■ Text to read
————————

Adolf Furtwängler (1853–1907): ‘The Linnaeus of classical archaeology’

Ulf R. Hansson
Click to enlarge

Figure 1. Adolf Furtwängler (1853–1907). Photograph courtesy of the Deutsches Archäologisches Institut archive, Berlin.

Figure 1. Adolf Furtwängler (1853–1907). Photograph courtesy of the Deutsches Archäologisches Institut, archive, Berlin.

Although Adolf Furtwängler (1853–1907) was one of the most prolific and influential classical archaeologists of his generation, his wide-ranging contribution to the discipline is little discussed in its modern histories. There are several possible reasons for this: Furtwängler’s early pioneering fieldwork in Greece during the 1870s formed part of high-profile projects that he did not direct himself; he then turned to the study of previously collected and often well-known artworks in museums and private collections—important work, but rarely acknowledged in such disciplinary histories; and finally, he did not introduce any revolutionary theories or innovative methods. Nonetheless, the results of his rigorously systematic approach to great masses of objects have made a profound and lasting impact in several areas of the discipline.

Born to middle-class parents, Furtwängler grew up with two sisters and a brother in Catholic Freiburg. He attended the local gymnasium, directed by his own father, but was formally excused in his final year to finish his studies from home, and later expressed dislike for schools and other institutions such as the military. Yet he did well, and went on to study philosophy and philology at Freiburg and Leipzig before turning to archaeology at Munich, where his dissertation on Eros in Greek vase-painting (Furtwängler 1874) was supervised by Heinrich Brunn (1822–1894), a pioneer in the study of ancient art who had spent two decades in Rome acquiring extensive first-hand knowledge, of sculpture in particular.

Furtwängler graduated in 1874 and spent the years 1876–1878 in Italy and Greece supported by a travel grant from the German Archaeological Institute. After a year in Rome, where he focused on studying sculpture in the great public and private collections, he was hired by the excavation team at Olympia. Before the digging season started, he and Georg Loeschcke (1852–1915) were set to work in the Athens Polytechnikon, where they brought order to the unsorted pottery sherds from Schliemann’s Mycenae excavations. Their meticulous studies of shapes and designs (Furtwängler & Loeschcke 1879, 1886) showed the great potential of this previously neglected archaeological evidence and laid the foundations for future research. Equally significant was Furtwängler’s work at Olympia, where he carefully documented bronzes and small finds, linking them to stratigraphical data and developing useful typologies and a chronological framework. His volume in the Olympia series (Furtwängler 1890) remained a long-standing model for such publications.

On his return to Germany, Furtwängler habilitated in Bonn under Reinhard Kekulé (1839–1911) and was then hired by the expanding Berlin Museums as a curatorial assistant, first to Alexander Conze (1831–1914) in the sculpture department, then to Ernst Curtius (1814–1896) in the Antiquarium. The experience gained in Italy and Greece had prepared him well for this kind of work, and his 14 years in Berlin (1880–1894) turned out to be exceptionally productive. Equipped with a remarkable visual memory and a talent for structuring great masses of materials (which earned him the epithet “Linnaeus of Archaeology”; Riezler 1965: 9), Furtwängler set to work on the collections and produced impressive catalogues of the museum’s 4000 vases (Furtwängler 1885) and 12 000 engraved gems (Furtwängler 1896). He also published the Sabouroff collection (Furtwängler 1883/1887), finished his manuscripts on Mycenaean pottery and bronzes from Olympia, wrote numerous encyclopedia entries, articles and reviews, as well as teaching art history at the Königin-Luise-Stiftung and archaeology at the university, where he was made professor extraordinarius in 1884, although he was never offered a chair. His work also included extensive travelling to major museums, private collections and auction houses. Soon he had acquired an extraordinary command of a wide spectrum of materials and become exceptionally well connected in the international world of curators, collectors and dealers. These contacts, expertly cultivated for mutual benefit, constituted Furtwängler’s primary powerbase, especially after he left Berlin for Munich.

————————

■ Saved entries
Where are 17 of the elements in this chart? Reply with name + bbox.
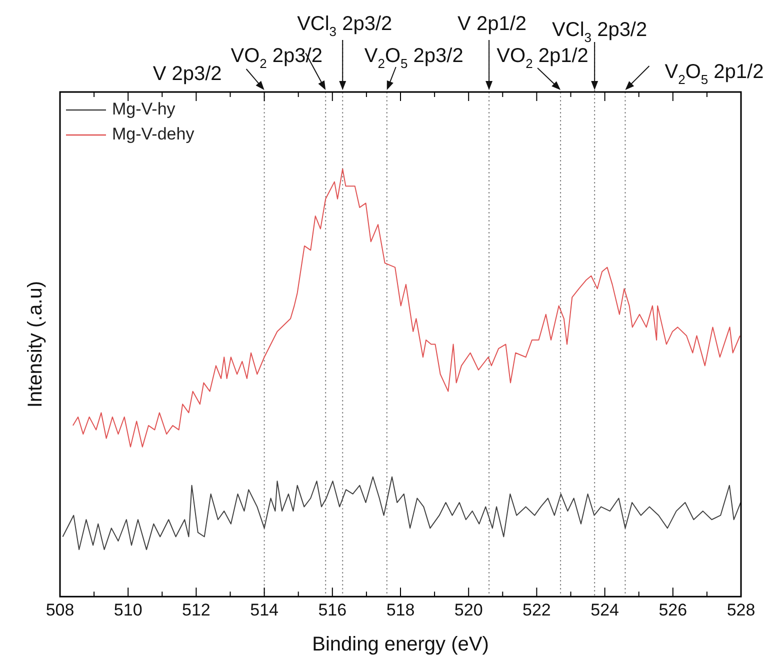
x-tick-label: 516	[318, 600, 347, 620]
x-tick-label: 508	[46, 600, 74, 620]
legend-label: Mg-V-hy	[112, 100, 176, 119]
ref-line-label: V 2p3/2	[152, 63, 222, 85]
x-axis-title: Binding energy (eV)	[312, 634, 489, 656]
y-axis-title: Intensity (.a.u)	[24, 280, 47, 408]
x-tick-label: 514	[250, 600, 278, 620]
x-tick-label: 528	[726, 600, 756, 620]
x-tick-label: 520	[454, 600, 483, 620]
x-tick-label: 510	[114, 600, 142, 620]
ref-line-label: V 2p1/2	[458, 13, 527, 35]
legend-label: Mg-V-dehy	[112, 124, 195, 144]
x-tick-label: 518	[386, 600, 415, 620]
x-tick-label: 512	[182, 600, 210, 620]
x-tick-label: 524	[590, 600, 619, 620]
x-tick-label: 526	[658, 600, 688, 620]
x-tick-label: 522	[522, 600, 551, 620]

————————

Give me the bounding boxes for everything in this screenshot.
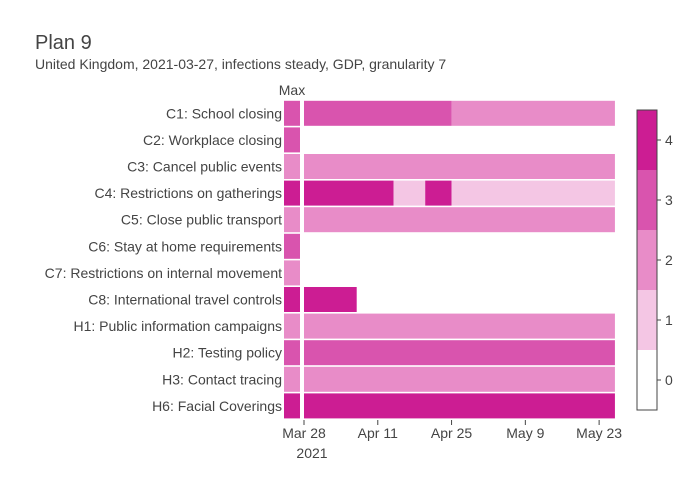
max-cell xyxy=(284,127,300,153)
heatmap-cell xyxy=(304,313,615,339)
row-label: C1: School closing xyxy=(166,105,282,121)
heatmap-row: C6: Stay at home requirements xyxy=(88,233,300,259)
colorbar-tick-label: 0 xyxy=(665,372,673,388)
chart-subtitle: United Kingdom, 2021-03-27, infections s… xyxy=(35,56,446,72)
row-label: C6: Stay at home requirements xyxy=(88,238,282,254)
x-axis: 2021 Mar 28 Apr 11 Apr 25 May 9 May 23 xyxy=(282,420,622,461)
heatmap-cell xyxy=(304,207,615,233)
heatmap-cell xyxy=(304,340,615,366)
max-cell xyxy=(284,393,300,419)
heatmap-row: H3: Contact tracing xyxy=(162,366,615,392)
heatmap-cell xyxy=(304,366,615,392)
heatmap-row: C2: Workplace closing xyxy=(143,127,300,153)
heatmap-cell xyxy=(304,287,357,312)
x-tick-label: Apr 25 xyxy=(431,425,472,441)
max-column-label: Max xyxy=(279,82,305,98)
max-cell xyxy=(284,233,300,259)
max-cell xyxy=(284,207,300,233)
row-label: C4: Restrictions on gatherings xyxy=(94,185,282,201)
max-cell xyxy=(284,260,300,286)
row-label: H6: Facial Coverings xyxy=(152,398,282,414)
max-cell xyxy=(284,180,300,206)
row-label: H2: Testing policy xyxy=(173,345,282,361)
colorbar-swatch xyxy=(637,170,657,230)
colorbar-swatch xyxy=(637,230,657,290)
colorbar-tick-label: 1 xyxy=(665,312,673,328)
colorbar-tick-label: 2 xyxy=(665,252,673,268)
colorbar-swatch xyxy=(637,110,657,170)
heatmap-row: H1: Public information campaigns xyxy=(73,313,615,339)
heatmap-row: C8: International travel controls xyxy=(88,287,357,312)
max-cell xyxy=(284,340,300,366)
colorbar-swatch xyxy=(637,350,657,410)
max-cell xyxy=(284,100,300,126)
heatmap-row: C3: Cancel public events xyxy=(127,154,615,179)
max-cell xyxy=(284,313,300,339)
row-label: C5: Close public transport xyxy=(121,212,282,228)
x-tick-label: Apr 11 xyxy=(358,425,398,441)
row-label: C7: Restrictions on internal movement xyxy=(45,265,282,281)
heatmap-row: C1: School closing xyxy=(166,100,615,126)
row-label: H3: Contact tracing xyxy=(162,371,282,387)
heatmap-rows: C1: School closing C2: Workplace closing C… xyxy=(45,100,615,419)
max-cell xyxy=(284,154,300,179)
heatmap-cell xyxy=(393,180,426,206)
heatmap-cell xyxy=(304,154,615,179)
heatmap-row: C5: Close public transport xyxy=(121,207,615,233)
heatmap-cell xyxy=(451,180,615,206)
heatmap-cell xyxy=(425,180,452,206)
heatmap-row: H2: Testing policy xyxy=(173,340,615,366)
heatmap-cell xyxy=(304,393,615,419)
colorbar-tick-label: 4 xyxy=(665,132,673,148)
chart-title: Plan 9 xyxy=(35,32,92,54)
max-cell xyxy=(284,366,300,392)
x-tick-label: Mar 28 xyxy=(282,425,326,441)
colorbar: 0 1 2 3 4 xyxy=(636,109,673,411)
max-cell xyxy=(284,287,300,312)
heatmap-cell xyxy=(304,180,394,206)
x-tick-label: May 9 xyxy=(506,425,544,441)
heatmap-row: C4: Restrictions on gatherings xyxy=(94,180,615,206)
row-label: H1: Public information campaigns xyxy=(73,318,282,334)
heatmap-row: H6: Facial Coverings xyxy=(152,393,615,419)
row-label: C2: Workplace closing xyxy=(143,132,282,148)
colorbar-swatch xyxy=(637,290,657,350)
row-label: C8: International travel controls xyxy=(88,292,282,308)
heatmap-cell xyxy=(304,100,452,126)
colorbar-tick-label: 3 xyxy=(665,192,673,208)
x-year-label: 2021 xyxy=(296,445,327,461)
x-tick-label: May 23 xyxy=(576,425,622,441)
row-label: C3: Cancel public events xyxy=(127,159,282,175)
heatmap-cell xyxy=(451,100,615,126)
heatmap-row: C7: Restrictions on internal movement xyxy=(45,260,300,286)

————————

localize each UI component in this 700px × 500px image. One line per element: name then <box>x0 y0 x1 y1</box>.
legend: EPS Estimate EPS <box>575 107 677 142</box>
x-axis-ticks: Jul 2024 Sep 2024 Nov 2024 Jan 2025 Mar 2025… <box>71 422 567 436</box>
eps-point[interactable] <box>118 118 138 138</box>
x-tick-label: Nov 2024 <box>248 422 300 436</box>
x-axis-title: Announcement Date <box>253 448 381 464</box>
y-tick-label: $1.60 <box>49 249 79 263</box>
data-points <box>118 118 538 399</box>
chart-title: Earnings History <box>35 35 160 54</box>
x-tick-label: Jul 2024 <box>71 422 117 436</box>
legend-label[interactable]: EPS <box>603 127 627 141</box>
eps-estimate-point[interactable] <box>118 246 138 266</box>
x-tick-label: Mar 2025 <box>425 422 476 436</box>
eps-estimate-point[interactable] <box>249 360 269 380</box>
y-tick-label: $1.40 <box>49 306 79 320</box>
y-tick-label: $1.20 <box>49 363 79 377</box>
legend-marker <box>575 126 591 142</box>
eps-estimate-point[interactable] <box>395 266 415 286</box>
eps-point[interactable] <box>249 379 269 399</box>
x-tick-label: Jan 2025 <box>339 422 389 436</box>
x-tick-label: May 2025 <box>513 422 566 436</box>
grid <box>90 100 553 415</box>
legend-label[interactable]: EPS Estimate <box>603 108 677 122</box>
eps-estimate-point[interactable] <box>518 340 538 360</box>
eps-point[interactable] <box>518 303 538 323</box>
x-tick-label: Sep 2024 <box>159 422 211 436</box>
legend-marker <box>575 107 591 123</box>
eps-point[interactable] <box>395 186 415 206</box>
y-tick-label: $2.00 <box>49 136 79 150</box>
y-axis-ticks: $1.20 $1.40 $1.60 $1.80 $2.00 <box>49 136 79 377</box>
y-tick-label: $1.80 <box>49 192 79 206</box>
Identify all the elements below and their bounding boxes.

————————

■ Requirements
1: Translate this sentence from the article on Adolf Furtwängler into Spanish: "Furtwängler graduated in 1874 and spent the years 1876–1878 in Italy and Greece supported by a travel grant from the German Archaeological Institute."
2: Reproduce the passage from the article on Adolf Furtwängler, starting at "Adolf Furtwängler (1853–1907): ‘The" and ending at "Institut, archive, Berlin.".
Work from the text alone.

■ Solutions for each task
1: Furtwängler se graduó en 1874 y pasó los años 1876–1878 en Italia y Grecia con el apoyo de una beca de viaje del Instituto Arqueológico Alemán.

2:
Adolf Furtwängler (1853–1907): ‘The Linnaeus of classical archaeology’

Ulf R. Hansson
Click to enlarge

Figure 1. Adolf Furtwängler (1853–1907). Photograph courtesy of the Deutsches Archäologisches Institut archive, Berlin.

Figure 1. Adolf Furtwängler (1853–1907). Photograph courtesy of the Deutsches Archäologisches Institut, archive, Berlin.